# Written task
Work through the entries below and report how many lines include "RIDGE". The number alone is the answer.

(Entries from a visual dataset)
## START

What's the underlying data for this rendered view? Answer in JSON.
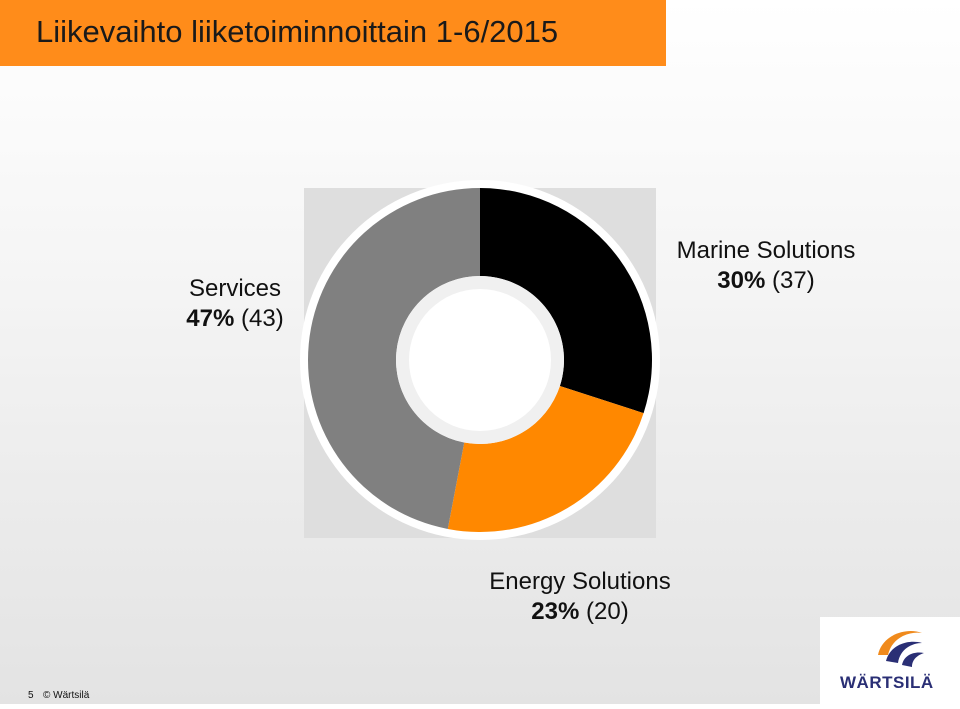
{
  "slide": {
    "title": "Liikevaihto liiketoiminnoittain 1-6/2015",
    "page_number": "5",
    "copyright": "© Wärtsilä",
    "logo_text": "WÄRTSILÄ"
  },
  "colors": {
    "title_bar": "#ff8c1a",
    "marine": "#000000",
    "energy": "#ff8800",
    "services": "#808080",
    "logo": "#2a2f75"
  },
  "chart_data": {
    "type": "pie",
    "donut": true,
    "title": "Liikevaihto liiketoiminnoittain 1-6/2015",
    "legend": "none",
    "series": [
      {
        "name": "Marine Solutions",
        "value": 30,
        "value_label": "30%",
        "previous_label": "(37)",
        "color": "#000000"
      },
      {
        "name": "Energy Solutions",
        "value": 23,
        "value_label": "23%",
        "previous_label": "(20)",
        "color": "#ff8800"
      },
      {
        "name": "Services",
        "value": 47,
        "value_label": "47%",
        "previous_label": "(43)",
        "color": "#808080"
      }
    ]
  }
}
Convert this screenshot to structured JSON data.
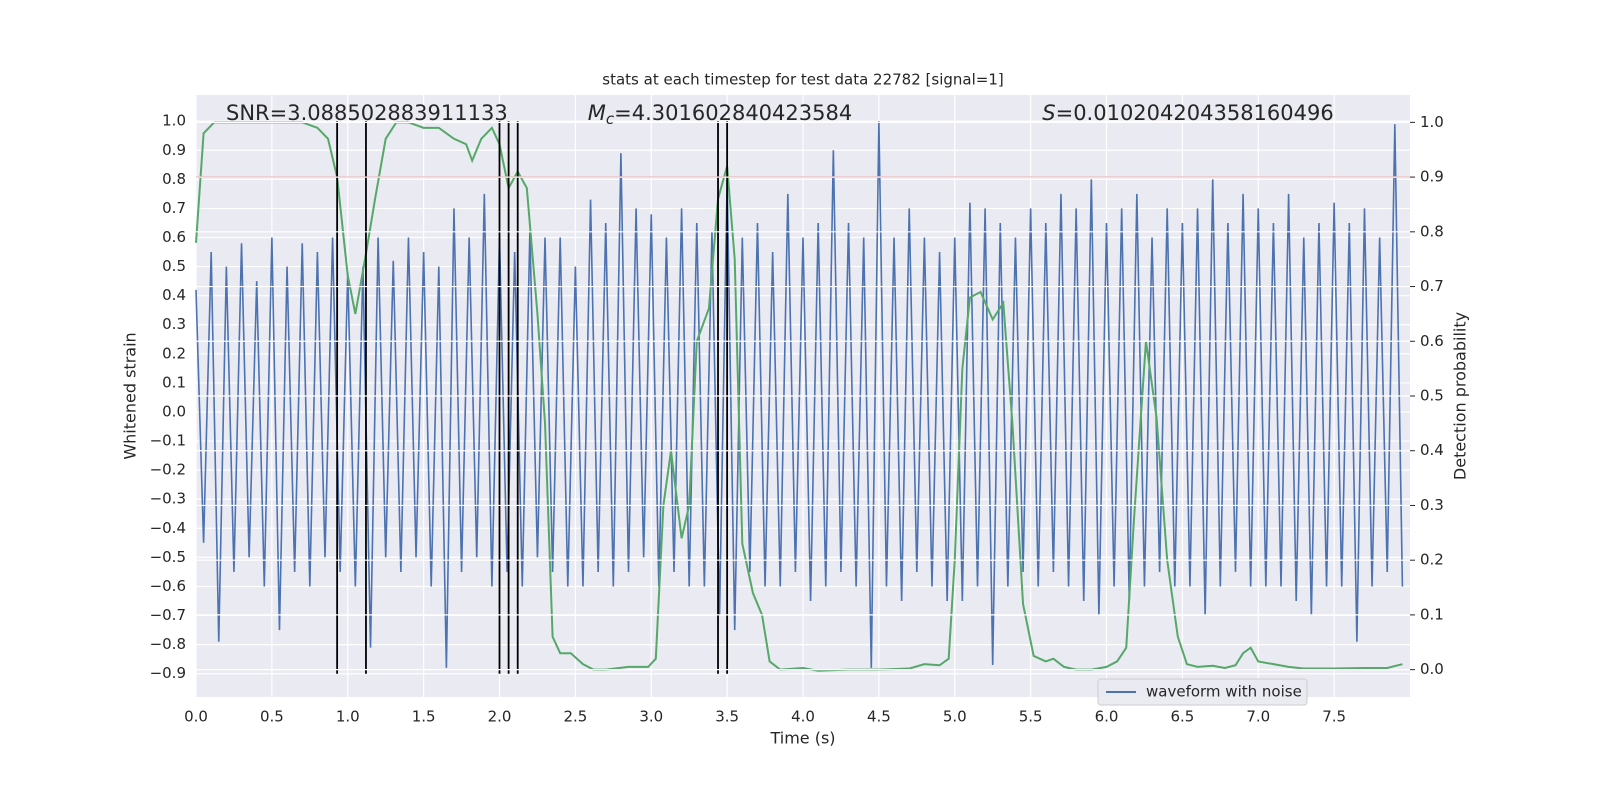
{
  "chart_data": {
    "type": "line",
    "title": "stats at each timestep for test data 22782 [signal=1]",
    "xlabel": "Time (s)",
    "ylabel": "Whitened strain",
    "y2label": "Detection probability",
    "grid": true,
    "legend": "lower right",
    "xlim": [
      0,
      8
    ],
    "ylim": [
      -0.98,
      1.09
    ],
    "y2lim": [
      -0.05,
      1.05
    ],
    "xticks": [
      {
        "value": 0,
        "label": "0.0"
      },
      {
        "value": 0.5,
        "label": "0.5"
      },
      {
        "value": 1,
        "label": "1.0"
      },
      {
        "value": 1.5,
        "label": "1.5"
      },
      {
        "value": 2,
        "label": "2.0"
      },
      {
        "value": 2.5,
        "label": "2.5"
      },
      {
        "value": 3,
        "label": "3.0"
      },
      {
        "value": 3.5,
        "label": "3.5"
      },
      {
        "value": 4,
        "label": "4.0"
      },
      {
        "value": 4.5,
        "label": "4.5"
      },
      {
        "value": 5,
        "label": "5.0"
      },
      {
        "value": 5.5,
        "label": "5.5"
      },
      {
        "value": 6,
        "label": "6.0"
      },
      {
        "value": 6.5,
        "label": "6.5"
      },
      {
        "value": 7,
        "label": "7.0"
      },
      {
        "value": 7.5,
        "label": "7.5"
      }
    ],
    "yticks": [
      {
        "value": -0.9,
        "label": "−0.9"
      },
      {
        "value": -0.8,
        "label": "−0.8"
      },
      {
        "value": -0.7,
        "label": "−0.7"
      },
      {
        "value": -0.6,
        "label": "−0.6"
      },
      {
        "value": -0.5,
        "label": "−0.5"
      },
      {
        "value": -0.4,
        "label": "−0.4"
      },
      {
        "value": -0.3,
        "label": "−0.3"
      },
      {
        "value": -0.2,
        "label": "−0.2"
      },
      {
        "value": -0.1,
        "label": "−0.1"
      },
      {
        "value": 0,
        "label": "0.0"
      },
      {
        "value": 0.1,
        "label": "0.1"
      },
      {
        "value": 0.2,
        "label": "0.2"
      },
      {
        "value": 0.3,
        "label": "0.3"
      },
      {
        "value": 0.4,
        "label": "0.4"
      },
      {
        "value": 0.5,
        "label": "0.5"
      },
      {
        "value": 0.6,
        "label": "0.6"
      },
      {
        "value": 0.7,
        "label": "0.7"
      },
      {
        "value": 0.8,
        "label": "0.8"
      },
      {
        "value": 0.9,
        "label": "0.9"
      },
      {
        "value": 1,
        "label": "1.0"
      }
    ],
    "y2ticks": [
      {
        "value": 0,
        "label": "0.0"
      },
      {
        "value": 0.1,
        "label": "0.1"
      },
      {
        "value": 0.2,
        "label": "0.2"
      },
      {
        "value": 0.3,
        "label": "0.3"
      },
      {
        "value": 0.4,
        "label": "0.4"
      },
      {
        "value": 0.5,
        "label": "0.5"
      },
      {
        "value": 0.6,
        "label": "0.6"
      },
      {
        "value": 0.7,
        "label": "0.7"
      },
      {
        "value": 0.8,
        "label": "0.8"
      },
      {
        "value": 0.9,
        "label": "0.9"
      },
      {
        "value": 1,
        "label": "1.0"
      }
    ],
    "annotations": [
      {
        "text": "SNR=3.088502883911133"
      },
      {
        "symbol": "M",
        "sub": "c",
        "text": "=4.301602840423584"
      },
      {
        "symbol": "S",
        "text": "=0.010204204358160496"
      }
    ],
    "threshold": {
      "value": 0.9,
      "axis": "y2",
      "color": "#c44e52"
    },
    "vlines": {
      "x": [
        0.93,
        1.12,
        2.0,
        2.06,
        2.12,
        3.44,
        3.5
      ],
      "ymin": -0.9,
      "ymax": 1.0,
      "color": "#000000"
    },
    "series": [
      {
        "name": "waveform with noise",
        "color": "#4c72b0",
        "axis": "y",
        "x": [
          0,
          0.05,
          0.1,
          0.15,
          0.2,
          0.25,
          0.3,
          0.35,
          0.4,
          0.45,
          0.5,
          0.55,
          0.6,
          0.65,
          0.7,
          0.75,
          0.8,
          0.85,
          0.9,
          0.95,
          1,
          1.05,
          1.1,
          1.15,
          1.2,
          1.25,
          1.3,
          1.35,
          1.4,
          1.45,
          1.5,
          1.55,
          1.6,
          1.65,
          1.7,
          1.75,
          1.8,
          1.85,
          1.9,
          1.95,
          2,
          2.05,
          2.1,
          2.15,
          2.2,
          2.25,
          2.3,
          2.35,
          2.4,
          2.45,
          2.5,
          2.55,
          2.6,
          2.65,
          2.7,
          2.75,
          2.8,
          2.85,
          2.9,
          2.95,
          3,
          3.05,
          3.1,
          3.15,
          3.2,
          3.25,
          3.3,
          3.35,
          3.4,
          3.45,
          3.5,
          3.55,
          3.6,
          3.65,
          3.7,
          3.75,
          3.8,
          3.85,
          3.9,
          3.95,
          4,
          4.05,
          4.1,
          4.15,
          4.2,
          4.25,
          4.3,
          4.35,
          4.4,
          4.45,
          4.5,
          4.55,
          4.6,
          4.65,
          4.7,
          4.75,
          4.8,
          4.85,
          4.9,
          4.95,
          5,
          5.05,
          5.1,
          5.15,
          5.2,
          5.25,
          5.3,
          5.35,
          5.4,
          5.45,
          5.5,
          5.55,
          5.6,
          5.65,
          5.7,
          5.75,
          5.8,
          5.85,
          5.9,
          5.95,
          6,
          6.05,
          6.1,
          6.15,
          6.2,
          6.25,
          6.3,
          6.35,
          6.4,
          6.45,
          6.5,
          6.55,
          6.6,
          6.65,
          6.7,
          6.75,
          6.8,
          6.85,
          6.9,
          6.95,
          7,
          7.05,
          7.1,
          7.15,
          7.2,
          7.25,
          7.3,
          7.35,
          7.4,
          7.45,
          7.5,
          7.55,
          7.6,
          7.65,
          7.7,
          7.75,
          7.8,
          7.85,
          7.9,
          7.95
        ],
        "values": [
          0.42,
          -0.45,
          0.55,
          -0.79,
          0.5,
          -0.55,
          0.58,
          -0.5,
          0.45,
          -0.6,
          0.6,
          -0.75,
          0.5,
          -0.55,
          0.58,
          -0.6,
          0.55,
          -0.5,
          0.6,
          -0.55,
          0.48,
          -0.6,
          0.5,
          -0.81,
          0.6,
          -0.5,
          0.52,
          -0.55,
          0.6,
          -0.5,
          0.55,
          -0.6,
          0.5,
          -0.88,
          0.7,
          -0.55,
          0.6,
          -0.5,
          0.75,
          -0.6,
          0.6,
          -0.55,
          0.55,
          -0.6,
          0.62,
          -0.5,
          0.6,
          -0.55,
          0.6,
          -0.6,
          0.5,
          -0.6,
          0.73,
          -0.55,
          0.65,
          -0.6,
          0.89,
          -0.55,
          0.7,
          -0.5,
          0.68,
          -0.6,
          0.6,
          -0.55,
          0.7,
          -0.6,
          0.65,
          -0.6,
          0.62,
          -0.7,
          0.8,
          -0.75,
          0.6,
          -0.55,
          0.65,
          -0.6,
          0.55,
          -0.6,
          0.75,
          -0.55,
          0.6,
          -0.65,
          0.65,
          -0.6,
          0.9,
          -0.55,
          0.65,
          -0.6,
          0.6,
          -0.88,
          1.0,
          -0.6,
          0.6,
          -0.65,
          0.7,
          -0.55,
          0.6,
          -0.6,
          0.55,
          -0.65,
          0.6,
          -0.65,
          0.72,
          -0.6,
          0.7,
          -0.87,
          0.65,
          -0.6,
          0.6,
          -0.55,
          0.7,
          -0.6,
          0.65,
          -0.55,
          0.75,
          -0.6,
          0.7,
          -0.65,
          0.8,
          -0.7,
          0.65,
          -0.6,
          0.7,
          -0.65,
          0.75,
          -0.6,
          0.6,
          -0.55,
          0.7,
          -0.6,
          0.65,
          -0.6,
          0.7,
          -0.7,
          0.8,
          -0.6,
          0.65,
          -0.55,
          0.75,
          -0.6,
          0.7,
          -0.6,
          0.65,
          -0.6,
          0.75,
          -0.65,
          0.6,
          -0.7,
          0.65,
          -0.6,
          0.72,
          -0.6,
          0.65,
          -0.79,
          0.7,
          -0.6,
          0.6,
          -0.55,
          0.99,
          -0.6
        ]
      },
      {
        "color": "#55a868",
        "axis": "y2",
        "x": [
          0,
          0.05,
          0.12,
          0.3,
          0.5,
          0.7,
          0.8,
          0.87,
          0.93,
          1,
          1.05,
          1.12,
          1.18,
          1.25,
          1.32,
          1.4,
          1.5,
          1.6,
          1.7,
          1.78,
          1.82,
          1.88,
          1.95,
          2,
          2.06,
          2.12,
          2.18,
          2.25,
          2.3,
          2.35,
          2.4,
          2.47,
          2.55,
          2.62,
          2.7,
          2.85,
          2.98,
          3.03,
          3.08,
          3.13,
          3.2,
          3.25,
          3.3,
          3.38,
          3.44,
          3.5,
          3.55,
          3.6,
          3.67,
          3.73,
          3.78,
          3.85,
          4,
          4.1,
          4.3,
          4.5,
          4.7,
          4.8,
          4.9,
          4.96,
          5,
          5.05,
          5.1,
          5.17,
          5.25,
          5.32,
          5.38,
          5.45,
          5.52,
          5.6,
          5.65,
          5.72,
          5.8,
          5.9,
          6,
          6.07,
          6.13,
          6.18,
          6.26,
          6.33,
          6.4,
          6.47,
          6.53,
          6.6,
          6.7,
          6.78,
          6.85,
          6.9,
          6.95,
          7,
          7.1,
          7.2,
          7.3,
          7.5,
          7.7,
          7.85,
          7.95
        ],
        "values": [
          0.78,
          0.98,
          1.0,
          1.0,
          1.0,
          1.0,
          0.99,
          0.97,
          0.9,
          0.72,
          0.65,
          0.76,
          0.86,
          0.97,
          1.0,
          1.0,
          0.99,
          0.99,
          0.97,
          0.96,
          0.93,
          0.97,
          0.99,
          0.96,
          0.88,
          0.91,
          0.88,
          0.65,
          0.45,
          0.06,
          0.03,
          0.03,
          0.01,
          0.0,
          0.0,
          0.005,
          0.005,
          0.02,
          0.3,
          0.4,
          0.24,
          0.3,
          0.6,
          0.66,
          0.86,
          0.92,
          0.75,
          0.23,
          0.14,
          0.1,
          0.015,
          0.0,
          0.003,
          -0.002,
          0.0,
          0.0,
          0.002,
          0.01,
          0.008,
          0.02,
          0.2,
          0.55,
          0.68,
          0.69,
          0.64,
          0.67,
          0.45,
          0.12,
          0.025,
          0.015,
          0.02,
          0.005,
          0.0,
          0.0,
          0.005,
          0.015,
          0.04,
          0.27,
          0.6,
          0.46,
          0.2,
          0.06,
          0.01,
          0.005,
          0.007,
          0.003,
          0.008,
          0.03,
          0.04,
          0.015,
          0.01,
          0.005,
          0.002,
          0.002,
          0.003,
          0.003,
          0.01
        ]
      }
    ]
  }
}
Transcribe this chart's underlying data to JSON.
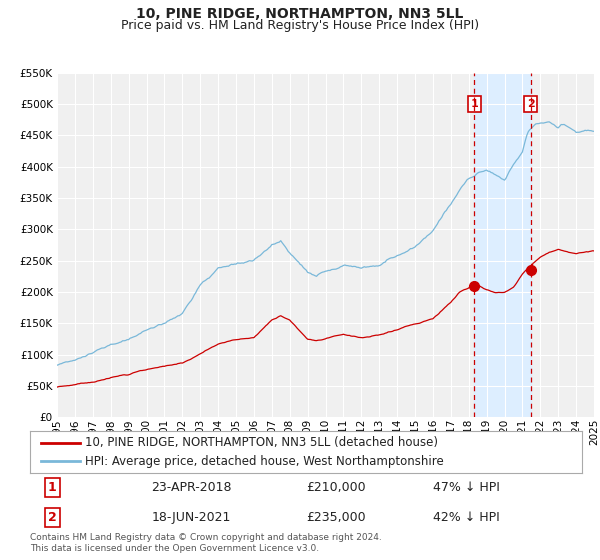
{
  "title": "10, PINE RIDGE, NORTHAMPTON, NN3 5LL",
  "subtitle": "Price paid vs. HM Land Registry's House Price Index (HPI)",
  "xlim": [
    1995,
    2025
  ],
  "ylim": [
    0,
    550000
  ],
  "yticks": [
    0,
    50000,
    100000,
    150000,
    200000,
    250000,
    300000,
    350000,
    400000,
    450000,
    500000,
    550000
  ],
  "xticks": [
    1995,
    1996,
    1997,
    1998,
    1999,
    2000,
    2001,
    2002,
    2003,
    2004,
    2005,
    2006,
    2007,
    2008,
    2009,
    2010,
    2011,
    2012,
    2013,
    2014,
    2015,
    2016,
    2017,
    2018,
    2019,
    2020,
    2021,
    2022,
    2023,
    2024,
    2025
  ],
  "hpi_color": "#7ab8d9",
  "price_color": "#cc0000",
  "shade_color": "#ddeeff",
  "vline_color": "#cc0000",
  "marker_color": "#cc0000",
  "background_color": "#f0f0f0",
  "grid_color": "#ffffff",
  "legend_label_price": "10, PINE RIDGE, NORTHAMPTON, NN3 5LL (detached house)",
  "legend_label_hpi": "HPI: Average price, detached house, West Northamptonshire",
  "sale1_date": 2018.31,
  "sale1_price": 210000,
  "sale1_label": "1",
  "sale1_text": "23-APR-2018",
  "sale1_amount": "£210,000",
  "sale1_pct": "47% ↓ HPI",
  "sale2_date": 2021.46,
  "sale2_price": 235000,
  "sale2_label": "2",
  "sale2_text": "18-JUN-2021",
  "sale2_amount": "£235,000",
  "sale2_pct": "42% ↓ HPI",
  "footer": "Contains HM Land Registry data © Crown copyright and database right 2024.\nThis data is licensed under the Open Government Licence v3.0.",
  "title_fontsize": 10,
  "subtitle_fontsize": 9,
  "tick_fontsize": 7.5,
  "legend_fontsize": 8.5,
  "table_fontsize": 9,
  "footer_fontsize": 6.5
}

## END

# Result of the task
2